Start of Exercise inputs

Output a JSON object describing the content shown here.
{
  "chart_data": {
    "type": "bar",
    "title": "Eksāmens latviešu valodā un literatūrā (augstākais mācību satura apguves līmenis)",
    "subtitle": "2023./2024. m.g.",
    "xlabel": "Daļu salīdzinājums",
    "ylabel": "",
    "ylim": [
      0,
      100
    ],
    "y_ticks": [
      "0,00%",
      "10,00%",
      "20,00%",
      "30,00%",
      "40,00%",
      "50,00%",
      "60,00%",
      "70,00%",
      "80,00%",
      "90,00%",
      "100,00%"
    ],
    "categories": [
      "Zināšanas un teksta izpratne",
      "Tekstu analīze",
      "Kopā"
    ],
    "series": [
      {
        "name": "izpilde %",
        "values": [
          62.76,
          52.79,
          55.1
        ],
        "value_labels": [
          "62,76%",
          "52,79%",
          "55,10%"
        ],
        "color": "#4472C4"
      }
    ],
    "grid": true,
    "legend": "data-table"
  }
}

End of Exercise inputs
Start of Exercise inputs

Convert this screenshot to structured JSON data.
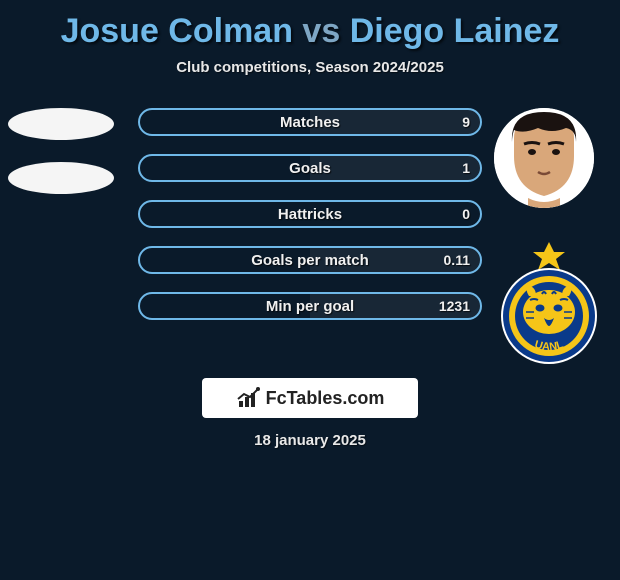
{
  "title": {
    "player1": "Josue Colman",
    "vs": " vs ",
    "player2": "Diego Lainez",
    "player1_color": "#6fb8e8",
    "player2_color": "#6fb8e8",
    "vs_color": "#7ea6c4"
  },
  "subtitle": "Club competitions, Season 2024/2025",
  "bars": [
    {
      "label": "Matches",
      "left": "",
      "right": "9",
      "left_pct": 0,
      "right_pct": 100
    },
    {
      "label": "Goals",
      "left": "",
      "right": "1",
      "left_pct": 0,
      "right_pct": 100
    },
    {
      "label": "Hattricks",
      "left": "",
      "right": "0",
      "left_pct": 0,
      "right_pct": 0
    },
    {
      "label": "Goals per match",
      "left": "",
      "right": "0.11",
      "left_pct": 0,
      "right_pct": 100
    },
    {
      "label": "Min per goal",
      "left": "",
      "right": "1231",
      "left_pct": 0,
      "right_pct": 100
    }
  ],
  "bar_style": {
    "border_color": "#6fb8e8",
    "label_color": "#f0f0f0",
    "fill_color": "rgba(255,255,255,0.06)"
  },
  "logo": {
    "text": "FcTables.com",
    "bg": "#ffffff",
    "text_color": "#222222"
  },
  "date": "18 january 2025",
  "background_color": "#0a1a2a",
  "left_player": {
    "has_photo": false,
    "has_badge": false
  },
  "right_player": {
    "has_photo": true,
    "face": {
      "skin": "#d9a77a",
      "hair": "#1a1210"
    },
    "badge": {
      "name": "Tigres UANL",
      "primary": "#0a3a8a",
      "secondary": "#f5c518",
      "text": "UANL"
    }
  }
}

End of Exercise inputs

Copy all lines in the listing above where the string "JSON" appears.

Output a JSON object describing the content shown here.
Convert this screenshot to structured JSON data.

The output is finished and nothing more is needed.